*PROBLEM*.
Each entry below is to be printed verbatim.

*RECORD EXCERPTS*.
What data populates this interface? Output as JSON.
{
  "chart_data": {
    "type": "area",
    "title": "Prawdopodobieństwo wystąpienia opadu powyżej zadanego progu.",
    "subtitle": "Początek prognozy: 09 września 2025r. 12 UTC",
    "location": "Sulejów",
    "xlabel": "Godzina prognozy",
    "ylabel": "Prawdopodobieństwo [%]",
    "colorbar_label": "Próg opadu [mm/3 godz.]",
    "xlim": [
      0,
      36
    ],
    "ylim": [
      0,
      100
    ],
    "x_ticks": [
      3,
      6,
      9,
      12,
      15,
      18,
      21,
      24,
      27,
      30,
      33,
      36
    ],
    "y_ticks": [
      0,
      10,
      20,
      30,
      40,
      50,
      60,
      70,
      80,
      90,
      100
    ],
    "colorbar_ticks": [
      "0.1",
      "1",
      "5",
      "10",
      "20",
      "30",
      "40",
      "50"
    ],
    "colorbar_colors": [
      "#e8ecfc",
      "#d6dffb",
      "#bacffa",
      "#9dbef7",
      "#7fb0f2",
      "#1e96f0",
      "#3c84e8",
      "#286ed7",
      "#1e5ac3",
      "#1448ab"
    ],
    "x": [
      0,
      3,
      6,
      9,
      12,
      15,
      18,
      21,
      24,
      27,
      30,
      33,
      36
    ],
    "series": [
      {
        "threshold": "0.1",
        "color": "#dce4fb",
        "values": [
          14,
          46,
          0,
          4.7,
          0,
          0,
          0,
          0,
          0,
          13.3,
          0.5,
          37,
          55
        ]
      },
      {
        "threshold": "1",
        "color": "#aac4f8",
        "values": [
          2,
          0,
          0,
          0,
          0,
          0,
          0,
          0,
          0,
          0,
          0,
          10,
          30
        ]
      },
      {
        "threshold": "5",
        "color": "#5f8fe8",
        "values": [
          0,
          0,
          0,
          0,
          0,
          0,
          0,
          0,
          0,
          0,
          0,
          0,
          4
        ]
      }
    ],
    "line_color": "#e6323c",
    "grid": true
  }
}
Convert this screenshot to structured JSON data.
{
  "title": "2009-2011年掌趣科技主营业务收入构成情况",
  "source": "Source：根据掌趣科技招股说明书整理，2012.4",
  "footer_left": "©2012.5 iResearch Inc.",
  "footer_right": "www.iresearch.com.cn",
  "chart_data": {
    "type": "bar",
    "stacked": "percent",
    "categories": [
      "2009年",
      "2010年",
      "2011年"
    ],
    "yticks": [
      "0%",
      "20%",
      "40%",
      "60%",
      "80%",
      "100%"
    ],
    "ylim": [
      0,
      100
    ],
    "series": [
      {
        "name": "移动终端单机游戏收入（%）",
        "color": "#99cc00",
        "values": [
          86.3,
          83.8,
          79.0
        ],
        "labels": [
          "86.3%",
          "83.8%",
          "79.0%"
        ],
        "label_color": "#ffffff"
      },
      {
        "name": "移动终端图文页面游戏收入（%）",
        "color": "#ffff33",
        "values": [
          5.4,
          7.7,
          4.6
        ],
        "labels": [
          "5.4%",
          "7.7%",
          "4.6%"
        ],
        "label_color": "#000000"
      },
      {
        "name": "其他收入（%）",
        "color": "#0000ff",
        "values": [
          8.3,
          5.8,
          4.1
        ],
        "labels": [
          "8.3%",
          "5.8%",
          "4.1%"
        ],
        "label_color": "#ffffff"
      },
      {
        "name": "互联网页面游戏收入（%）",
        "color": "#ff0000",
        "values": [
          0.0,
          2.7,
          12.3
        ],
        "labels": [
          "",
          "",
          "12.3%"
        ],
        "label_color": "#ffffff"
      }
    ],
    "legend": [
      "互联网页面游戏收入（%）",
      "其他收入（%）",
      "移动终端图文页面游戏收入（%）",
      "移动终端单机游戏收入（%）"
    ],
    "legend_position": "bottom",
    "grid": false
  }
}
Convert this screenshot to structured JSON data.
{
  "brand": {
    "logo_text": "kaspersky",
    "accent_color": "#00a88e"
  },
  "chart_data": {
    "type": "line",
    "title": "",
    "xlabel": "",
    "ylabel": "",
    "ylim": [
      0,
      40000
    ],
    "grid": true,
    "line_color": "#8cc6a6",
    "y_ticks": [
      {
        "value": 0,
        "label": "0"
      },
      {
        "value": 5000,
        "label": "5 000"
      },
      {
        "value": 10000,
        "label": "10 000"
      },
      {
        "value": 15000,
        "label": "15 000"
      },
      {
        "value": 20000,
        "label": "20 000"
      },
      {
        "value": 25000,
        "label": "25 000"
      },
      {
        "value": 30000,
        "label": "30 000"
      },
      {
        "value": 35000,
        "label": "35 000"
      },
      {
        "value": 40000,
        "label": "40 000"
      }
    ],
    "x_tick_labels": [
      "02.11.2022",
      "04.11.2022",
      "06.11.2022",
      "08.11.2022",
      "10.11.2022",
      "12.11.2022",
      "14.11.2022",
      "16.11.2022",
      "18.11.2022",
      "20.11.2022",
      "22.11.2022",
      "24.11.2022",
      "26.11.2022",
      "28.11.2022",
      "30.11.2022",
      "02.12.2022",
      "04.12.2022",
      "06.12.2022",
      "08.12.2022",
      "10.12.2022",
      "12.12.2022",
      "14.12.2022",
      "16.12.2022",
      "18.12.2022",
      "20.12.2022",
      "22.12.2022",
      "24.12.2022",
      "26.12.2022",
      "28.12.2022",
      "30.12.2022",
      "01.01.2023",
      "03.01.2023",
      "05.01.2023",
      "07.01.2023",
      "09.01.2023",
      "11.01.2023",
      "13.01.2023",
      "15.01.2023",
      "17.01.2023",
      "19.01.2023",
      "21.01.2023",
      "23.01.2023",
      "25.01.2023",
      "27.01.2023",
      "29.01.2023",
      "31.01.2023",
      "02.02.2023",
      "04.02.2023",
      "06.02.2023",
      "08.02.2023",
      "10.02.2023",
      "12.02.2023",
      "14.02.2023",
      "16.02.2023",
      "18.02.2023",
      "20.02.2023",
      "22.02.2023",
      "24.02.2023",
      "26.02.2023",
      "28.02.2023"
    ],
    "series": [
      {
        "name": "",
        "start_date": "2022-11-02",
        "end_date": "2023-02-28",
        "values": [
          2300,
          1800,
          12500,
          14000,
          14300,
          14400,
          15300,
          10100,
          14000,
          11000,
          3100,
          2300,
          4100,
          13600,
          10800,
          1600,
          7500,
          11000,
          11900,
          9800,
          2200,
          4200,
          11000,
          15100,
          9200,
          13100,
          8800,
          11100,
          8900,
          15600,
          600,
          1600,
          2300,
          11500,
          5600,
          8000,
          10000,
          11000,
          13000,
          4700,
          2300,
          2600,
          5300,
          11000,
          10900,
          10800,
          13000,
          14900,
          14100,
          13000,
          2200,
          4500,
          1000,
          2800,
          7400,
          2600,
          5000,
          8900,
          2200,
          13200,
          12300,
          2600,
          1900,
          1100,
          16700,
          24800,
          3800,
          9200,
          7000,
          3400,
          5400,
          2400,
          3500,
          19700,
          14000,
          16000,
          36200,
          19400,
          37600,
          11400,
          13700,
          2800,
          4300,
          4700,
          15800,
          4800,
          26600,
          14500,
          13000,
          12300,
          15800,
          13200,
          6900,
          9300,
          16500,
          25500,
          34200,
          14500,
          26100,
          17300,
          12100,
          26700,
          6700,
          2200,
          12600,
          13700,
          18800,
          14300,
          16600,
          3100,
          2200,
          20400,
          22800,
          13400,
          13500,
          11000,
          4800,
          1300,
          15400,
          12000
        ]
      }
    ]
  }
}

*ANSWER FOR THE TASK*.
What data populates this interface? Output as JSON.
{
  "chart_data": {
    "type": "area",
    "title": "Prawdopodobieństwo wystąpienia opadu powyżej zadanego progu.",
    "subtitle": "Początek prognozy: 09 września 2025r. 12 UTC",
    "location": "Sulejów",
    "xlabel": "Godzina prognozy",
    "ylabel": "Prawdopodobieństwo [%]",
    "colorbar_label": "Próg opadu [mm/3 godz.]",
    "xlim": [
      0,
      36
    ],
    "ylim": [
      0,
      100
    ],
    "x_ticks": [
      3,
      6,
      9,
      12,
      15,
      18,
      21,
      24,
      27,
      30,
      33,
      36
    ],
    "y_ticks": [
      0,
      10,
      20,
      30,
      40,
      50,
      60,
      70,
      80,
      90,
      100
    ],
    "colorbar_ticks": [
      "0.1",
      "1",
      "5",
      "10",
      "20",
      "30",
      "40",
      "50"
    ],
    "colorbar_colors": [
      "#e8ecfc",
      "#d6dffb",
      "#bacffa",
      "#9dbef7",
      "#7fb0f2",
      "#1e96f0",
      "#3c84e8",
      "#286ed7",
      "#1e5ac3",
      "#1448ab"
    ],
    "x": [
      0,
      3,
      6,
      9,
      12,
      15,
      18,
      21,
      24,
      27,
      30,
      33,
      36
    ],
    "series": [
      {
        "threshold": "0.1",
        "color": "#dce4fb",
        "values": [
          14,
          46,
          0,
          4.7,
          0,
          0,
          0,
          0,
          0,
          13.3,
          0.5,
          37,
          55
        ]
      },
      {
        "threshold": "1",
        "color": "#aac4f8",
        "values": [
          2,
          0,
          0,
          0,
          0,
          0,
          0,
          0,
          0,
          0,
          0,
          10,
          30
        ]
      },
      {
        "threshold": "5",
        "color": "#5f8fe8",
        "values": [
          0,
          0,
          0,
          0,
          0,
          0,
          0,
          0,
          0,
          0,
          0,
          0,
          4
        ]
      }
    ],
    "line_color": "#e6323c",
    "grid": true
  }
}
Convert this screenshot to structured JSON data.
{
  "title": "2009-2011年掌趣科技主营业务收入构成情况",
  "source": "Source：根据掌趣科技招股说明书整理，2012.4",
  "footer_left": "©2012.5 iResearch Inc.",
  "footer_right": "www.iresearch.com.cn",
  "chart_data": {
    "type": "bar",
    "stacked": "percent",
    "categories": [
      "2009年",
      "2010年",
      "2011年"
    ],
    "yticks": [
      "0%",
      "20%",
      "40%",
      "60%",
      "80%",
      "100%"
    ],
    "ylim": [
      0,
      100
    ],
    "series": [
      {
        "name": "移动终端单机游戏收入（%）",
        "color": "#99cc00",
        "values": [
          86.3,
          83.8,
          79.0
        ],
        "labels": [
          "86.3%",
          "83.8%",
          "79.0%"
        ],
        "label_color": "#ffffff"
      },
      {
        "name": "移动终端图文页面游戏收入（%）",
        "color": "#ffff33",
        "values": [
          5.4,
          7.7,
          4.6
        ],
        "labels": [
          "5.4%",
          "7.7%",
          "4.6%"
        ],
        "label_color": "#000000"
      },
      {
        "name": "其他收入（%）",
        "color": "#0000ff",
        "values": [
          8.3,
          5.8,
          4.1
        ],
        "labels": [
          "8.3%",
          "5.8%",
          "4.1%"
        ],
        "label_color": "#ffffff"
      },
      {
        "name": "互联网页面游戏收入（%）",
        "color": "#ff0000",
        "values": [
          0.0,
          2.7,
          12.3
        ],
        "labels": [
          "",
          "",
          "12.3%"
        ],
        "label_color": "#ffffff"
      }
    ],
    "legend": [
      "互联网页面游戏收入（%）",
      "其他收入（%）",
      "移动终端图文页面游戏收入（%）",
      "移动终端单机游戏收入（%）"
    ],
    "legend_position": "bottom",
    "grid": false
  }
}
Convert this screenshot to structured JSON data.
{
  "brand": {
    "logo_text": "kaspersky",
    "accent_color": "#00a88e"
  },
  "chart_data": {
    "type": "line",
    "title": "",
    "xlabel": "",
    "ylabel": "",
    "ylim": [
      0,
      40000
    ],
    "grid": true,
    "line_color": "#8cc6a6",
    "y_ticks": [
      {
        "value": 0,
        "label": "0"
      },
      {
        "value": 5000,
        "label": "5 000"
      },
      {
        "value": 10000,
        "label": "10 000"
      },
      {
        "value": 15000,
        "label": "15 000"
      },
      {
        "value": 20000,
        "label": "20 000"
      },
      {
        "value": 25000,
        "label": "25 000"
      },
      {
        "value": 30000,
        "label": "30 000"
      },
      {
        "value": 35000,
        "label": "35 000"
      },
      {
        "value": 40000,
        "label": "40 000"
      }
    ],
    "x_tick_labels": [
      "02.11.2022",
      "04.11.2022",
      "06.11.2022",
      "08.11.2022",
      "10.11.2022",
      "12.11.2022",
      "14.11.2022",
      "16.11.2022",
      "18.11.2022",
      "20.11.2022",
      "22.11.2022",
      "24.11.2022",
      "26.11.2022",
      "28.11.2022",
      "30.11.2022",
      "02.12.2022",
      "04.12.2022",
      "06.12.2022",
      "08.12.2022",
      "10.12.2022",
      "12.12.2022",
      "14.12.2022",
      "16.12.2022",
      "18.12.2022",
      "20.12.2022",
      "22.12.2022",
      "24.12.2022",
      "26.12.2022",
      "28.12.2022",
      "30.12.2022",
      "01.01.2023",
      "03.01.2023",
      "05.01.2023",
      "07.01.2023",
      "09.01.2023",
      "11.01.2023",
      "13.01.2023",
      "15.01.2023",
      "17.01.2023",
      "19.01.2023",
      "21.01.2023",
      "23.01.2023",
      "25.01.2023",
      "27.01.2023",
      "29.01.2023",
      "31.01.2023",
      "02.02.2023",
      "04.02.2023",
      "06.02.2023",
      "08.02.2023",
      "10.02.2023",
      "12.02.2023",
      "14.02.2023",
      "16.02.2023",
      "18.02.2023",
      "20.02.2023",
      "22.02.2023",
      "24.02.2023",
      "26.02.2023",
      "28.02.2023"
    ],
    "series": [
      {
        "name": "",
        "start_date": "2022-11-02",
        "end_date": "2023-02-28",
        "values": [
          2300,
          1800,
          12500,
          14000,
          14300,
          14400,
          15300,
          10100,
          14000,
          11000,
          3100,
          2300,
          4100,
          13600,
          10800,
          1600,
          7500,
          11000,
          11900,
          9800,
          2200,
          4200,
          11000,
          15100,
          9200,
          13100,
          8800,
          11100,
          8900,
          15600,
          600,
          1600,
          2300,
          11500,
          5600,
          8000,
          10000,
          11000,
          13000,
          4700,
          2300,
          2600,
          5300,
          11000,
          10900,
          10800,
          13000,
          14900,
          14100,
          13000,
          2200,
          4500,
          1000,
          2800,
          7400,
          2600,
          5000,
          8900,
          2200,
          13200,
          12300,
          2600,
          1900,
          1100,
          16700,
          24800,
          3800,
          9200,
          7000,
          3400,
          5400,
          2400,
          3500,
          19700,
          14000,
          16000,
          36200,
          19400,
          37600,
          11400,
          13700,
          2800,
          4300,
          4700,
          15800,
          4800,
          26600,
          14500,
          13000,
          12300,
          15800,
          13200,
          6900,
          9300,
          16500,
          25500,
          34200,
          14500,
          26100,
          17300,
          12100,
          26700,
          6700,
          2200,
          12600,
          13700,
          18800,
          14300,
          16600,
          3100,
          2200,
          20400,
          22800,
          13400,
          13500,
          11000,
          4800,
          1300,
          15400,
          12000
        ]
      }
    ]
  }
}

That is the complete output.